Provide nothing beyond the count of lines that include the string "this".
## start INPUT RECORDS
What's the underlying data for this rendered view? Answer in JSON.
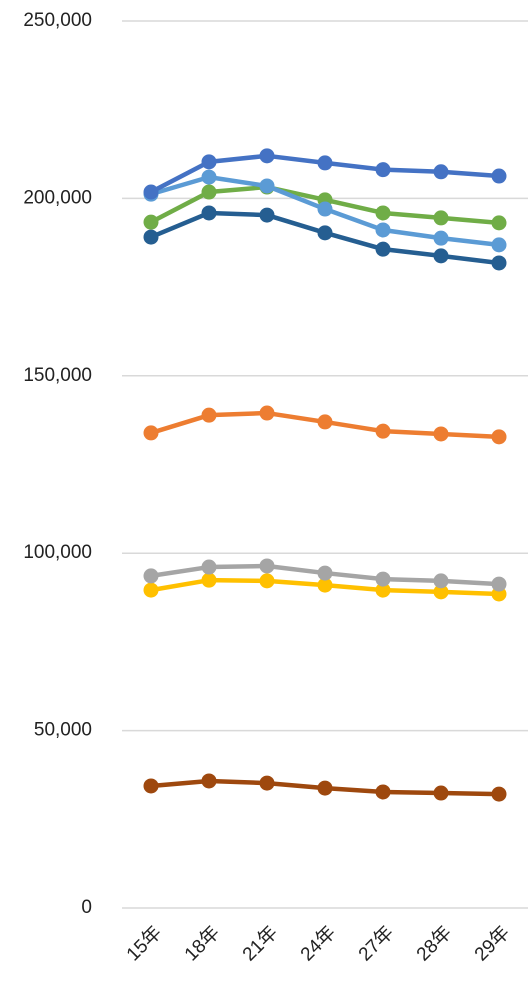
{
  "chart_data": {
    "type": "line",
    "categories": [
      "15年",
      "18年",
      "21年",
      "24年",
      "27年",
      "28年",
      "29年"
    ],
    "series": [
      {
        "color": "#9e480e",
        "values": [
          34400,
          35800,
          35200,
          33800,
          32700,
          32400,
          32100
        ]
      },
      {
        "color": "#ffc000",
        "values": [
          89600,
          92400,
          92200,
          91000,
          89600,
          89100,
          88500
        ]
      },
      {
        "color": "#a5a5a5",
        "values": [
          93600,
          96100,
          96400,
          94400,
          92700,
          92200,
          91300
        ]
      },
      {
        "color": "#ed7d31",
        "values": [
          133900,
          138900,
          139500,
          137000,
          134400,
          133600,
          132800
        ]
      },
      {
        "color": "#255e91",
        "values": [
          189100,
          195900,
          195300,
          190300,
          185700,
          183800,
          181800
        ]
      },
      {
        "color": "#70ad47",
        "values": [
          193300,
          201800,
          203200,
          199600,
          195900,
          194500,
          193100
        ]
      },
      {
        "color": "#5b9bd5",
        "values": [
          201200,
          206000,
          203500,
          197000,
          191100,
          188800,
          186900
        ]
      },
      {
        "color": "#4472c4",
        "values": [
          201800,
          210300,
          212000,
          210000,
          208100,
          207500,
          206300
        ]
      }
    ],
    "ylim": [
      0,
      250000
    ],
    "yticks": [
      0,
      {
        "value": 50000,
        "label": "50,000"
      },
      {
        "value": 100000,
        "label": "100,000"
      },
      {
        "value": 150000,
        "label": "150,000"
      },
      {
        "value": 200000,
        "label": "200,000"
      },
      {
        "value": 250000,
        "label": "250,000"
      }
    ],
    "grid": true
  }
}
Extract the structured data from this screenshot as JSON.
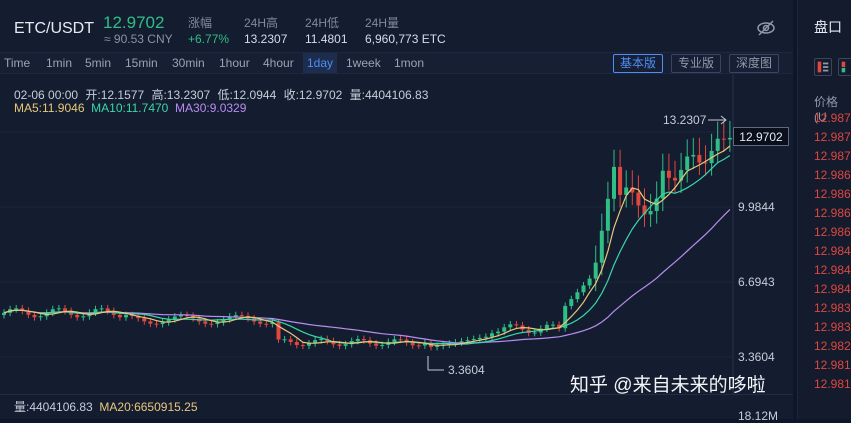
{
  "header": {
    "pair": "ETC/USDT",
    "price": "12.9702",
    "cny": "≈ 90.53 CNY",
    "stats": [
      {
        "label": "涨幅",
        "value": "+6.77%",
        "green": true
      },
      {
        "label": "24H高",
        "value": "13.2307"
      },
      {
        "label": "24H低",
        "value": "11.4801"
      },
      {
        "label": "24H量",
        "value": "6,960,773 ETC"
      }
    ],
    "eye_icon": "eye-off-icon"
  },
  "timeframes": [
    "Time",
    "1min",
    "5min",
    "15min",
    "30min",
    "1hour",
    "4hour",
    "1day",
    "1week",
    "1mon"
  ],
  "active_timeframe": "1day",
  "views": [
    "基本版",
    "专业版",
    "深度图"
  ],
  "active_view": "基本版",
  "ohlc": {
    "date": "02-06 00:00",
    "open": "开:12.1577",
    "high": "高:13.2307",
    "low": "低:12.0944",
    "close": "收:12.9702",
    "volume": "量:4404106.83"
  },
  "ma": {
    "ma5": "MA5:11.9046",
    "ma10": "MA10:11.7470",
    "ma30": "MA30:9.0329"
  },
  "colors": {
    "up": "#2fbf86",
    "down": "#e0473f",
    "ma5": "#e8c87a",
    "ma10": "#38d7a8",
    "ma30": "#b98cf0",
    "accent": "#4e8ef5"
  },
  "chart": {
    "current_price": "12.9702",
    "high_label": "13.2307",
    "low_label": "3.3604",
    "axis": [
      "9.9844",
      "6.6943",
      "3.3604"
    ]
  },
  "volume": {
    "text": "量:4404106.83",
    "ma20": "MA20:6650915.25",
    "axis": "18.12M"
  },
  "watermark": "知乎 @来自未来的哆啦",
  "side": {
    "title": "盘口",
    "col": "价格 (U",
    "rows": [
      "12.987",
      "12.987",
      "12.987",
      "12.986",
      "12.986",
      "12.986",
      "12.986",
      "12.984",
      "12.984",
      "12.984",
      "12.983",
      "12.983",
      "12.982",
      "12.981",
      "12.981"
    ]
  }
}
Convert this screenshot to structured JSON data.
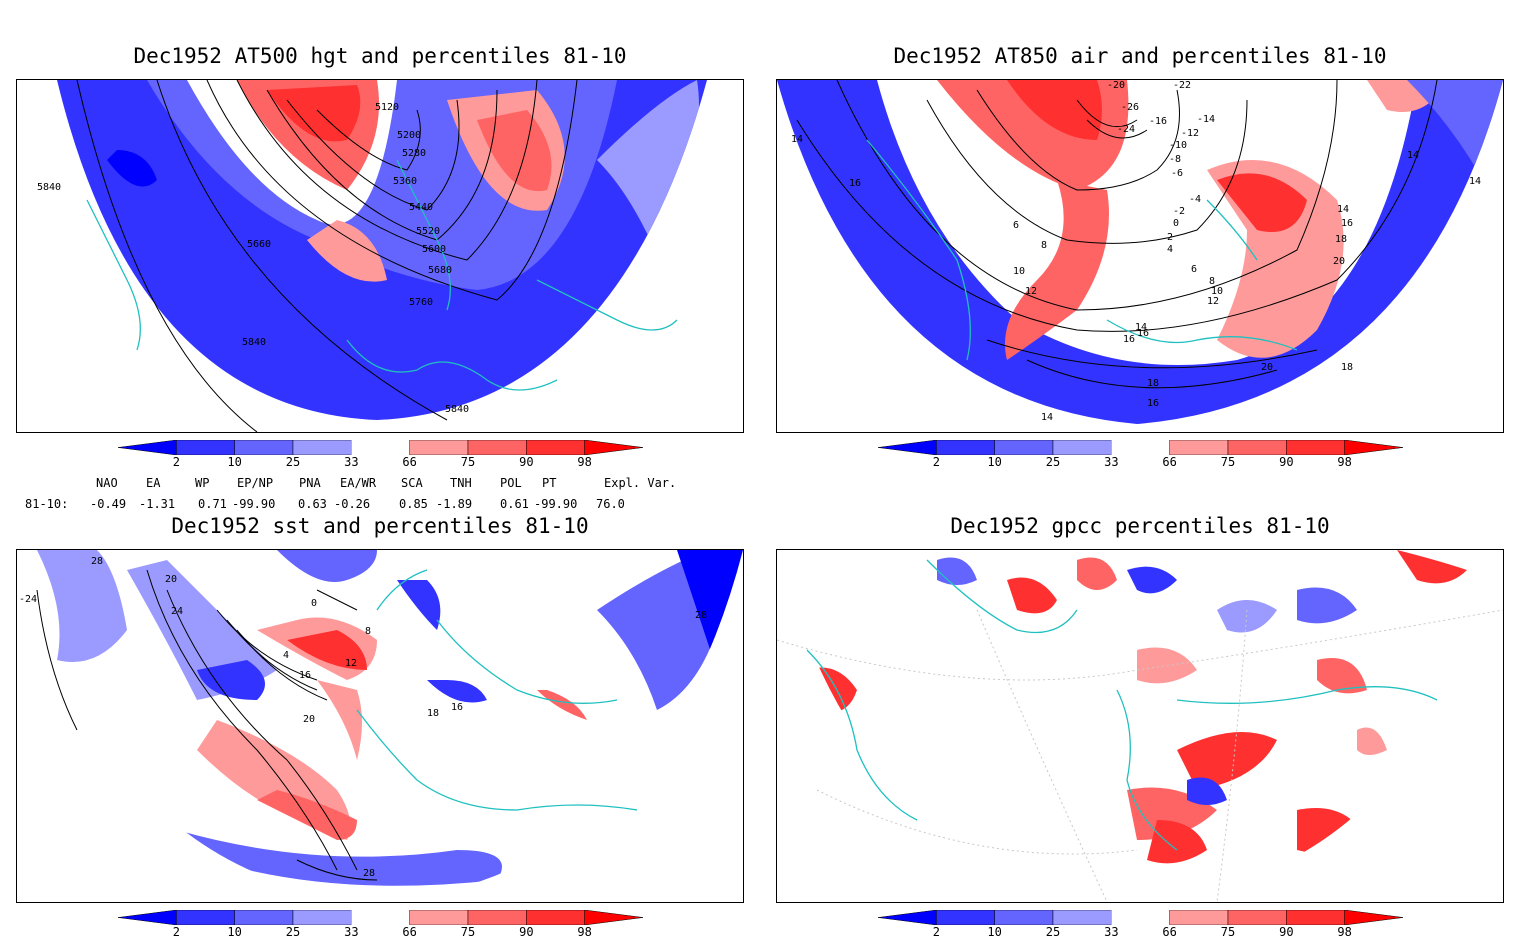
{
  "panels": [
    {
      "title": "Dec1952 AT500 hgt and percentiles 81-10",
      "contour_labels": [
        "5120",
        "5200",
        "5280",
        "5360",
        "5440",
        "5520",
        "5600",
        "5680",
        "5760",
        "5660",
        "5840",
        "5840",
        "5840"
      ]
    },
    {
      "title": "Dec1952 AT850 air and percentiles 81-10",
      "contour_labels": [
        "-20",
        "-22",
        "-26",
        "-24",
        "-16",
        "-12",
        "-14",
        "-10",
        "-8",
        "-6",
        "-4",
        "-2",
        "0",
        "2",
        "4",
        "6",
        "8",
        "10",
        "12",
        "14",
        "16",
        "18",
        "20",
        "14",
        "16",
        "6",
        "8",
        "10",
        "12",
        "14",
        "16",
        "18",
        "20",
        "18",
        "16",
        "14",
        "14",
        "14",
        "16"
      ]
    },
    {
      "title": "Dec1952 sst and percentiles 81-10",
      "contour_labels": [
        "28",
        "-24",
        "20",
        "24",
        "0",
        "4",
        "8",
        "12",
        "16",
        "20",
        "18",
        "16",
        "28",
        "28"
      ]
    },
    {
      "title": "Dec1952 gpcc percentiles 81-10",
      "contour_labels": []
    }
  ],
  "colorbar": {
    "ticks": [
      "2",
      "10",
      "25",
      "33",
      "66",
      "75",
      "90",
      "98"
    ],
    "colors": [
      "#0000ff",
      "#3333ff",
      "#6464ff",
      "#9a9aff",
      "#ffffff",
      "#ff9a9a",
      "#ff6464",
      "#ff3030",
      "#ff0000"
    ]
  },
  "indices": {
    "headers": [
      "NAO",
      "EA",
      "WP",
      "EP/NP",
      "PNA",
      "EA/WR",
      "SCA",
      "TNH",
      "POL",
      "PT",
      "Expl. Var."
    ],
    "row_label": "81-10:",
    "values": [
      "-0.49",
      "-1.31",
      "0.71",
      "-99.90",
      "0.63",
      "-0.26",
      "0.85",
      "-1.89",
      "0.61",
      "-99.90",
      "76.0"
    ]
  }
}
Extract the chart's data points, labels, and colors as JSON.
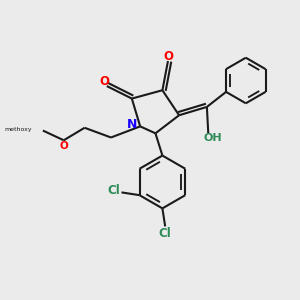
{
  "background_color": "#ebebeb",
  "bond_color": "#1a1a1a",
  "N_color": "#1a00ff",
  "O_color": "#ff0000",
  "OH_color": "#2e8b57",
  "Cl_color": "#2e8b57",
  "lw": 1.5,
  "figsize": [
    3.0,
    3.0
  ],
  "dpi": 100,
  "xlim": [
    0,
    10
  ],
  "ylim": [
    0,
    10
  ]
}
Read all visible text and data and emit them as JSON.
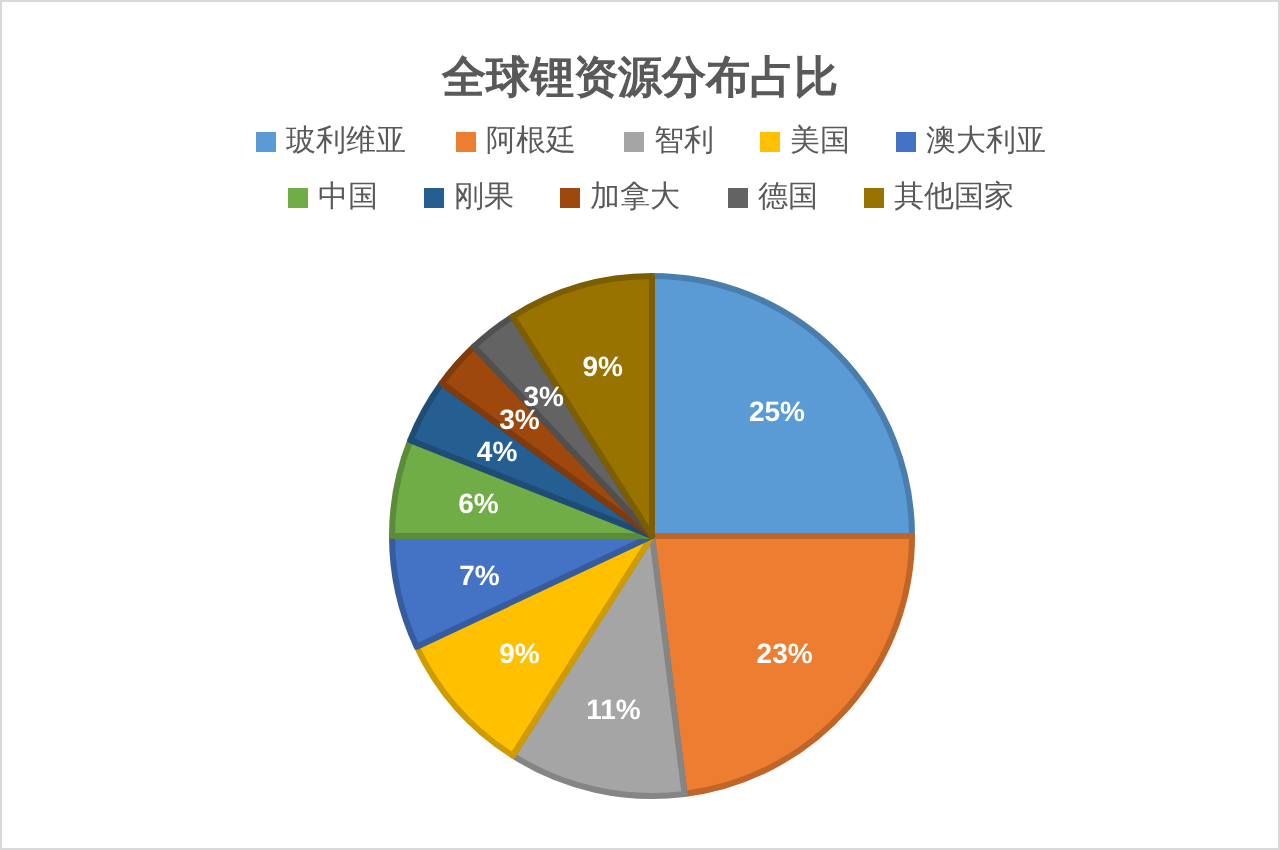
{
  "chart_data": {
    "type": "pie",
    "title": "全球锂资源分布占比",
    "categories": [
      "玻利维亚",
      "阿根廷",
      "智利",
      "美国",
      "澳大利亚",
      "中国",
      "刚果",
      "加拿大",
      "德国",
      "其他国家"
    ],
    "values": [
      25,
      23,
      11,
      9,
      7,
      6,
      4,
      3,
      3,
      9
    ],
    "colors": [
      "#5b9bd5",
      "#ed7d31",
      "#a5a5a5",
      "#ffc000",
      "#4472c4",
      "#70ad47",
      "#255e91",
      "#9e480e",
      "#636363",
      "#997300"
    ],
    "value_labels": [
      "25%",
      "23%",
      "11%",
      "9%",
      "7%",
      "6%",
      "4%",
      "3%",
      "3%",
      "9%"
    ],
    "legend": "top"
  }
}
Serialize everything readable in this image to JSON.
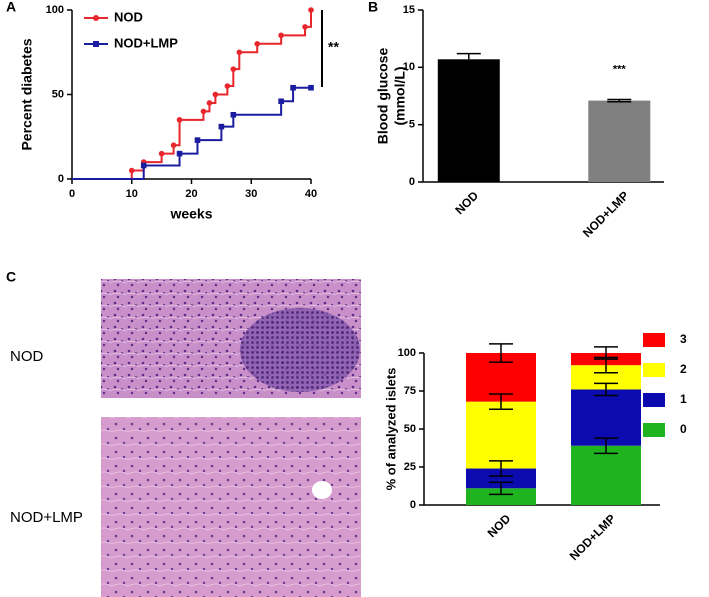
## end INPUT RECORDS
▸ **ANSWER TO THE PROBLEM**
4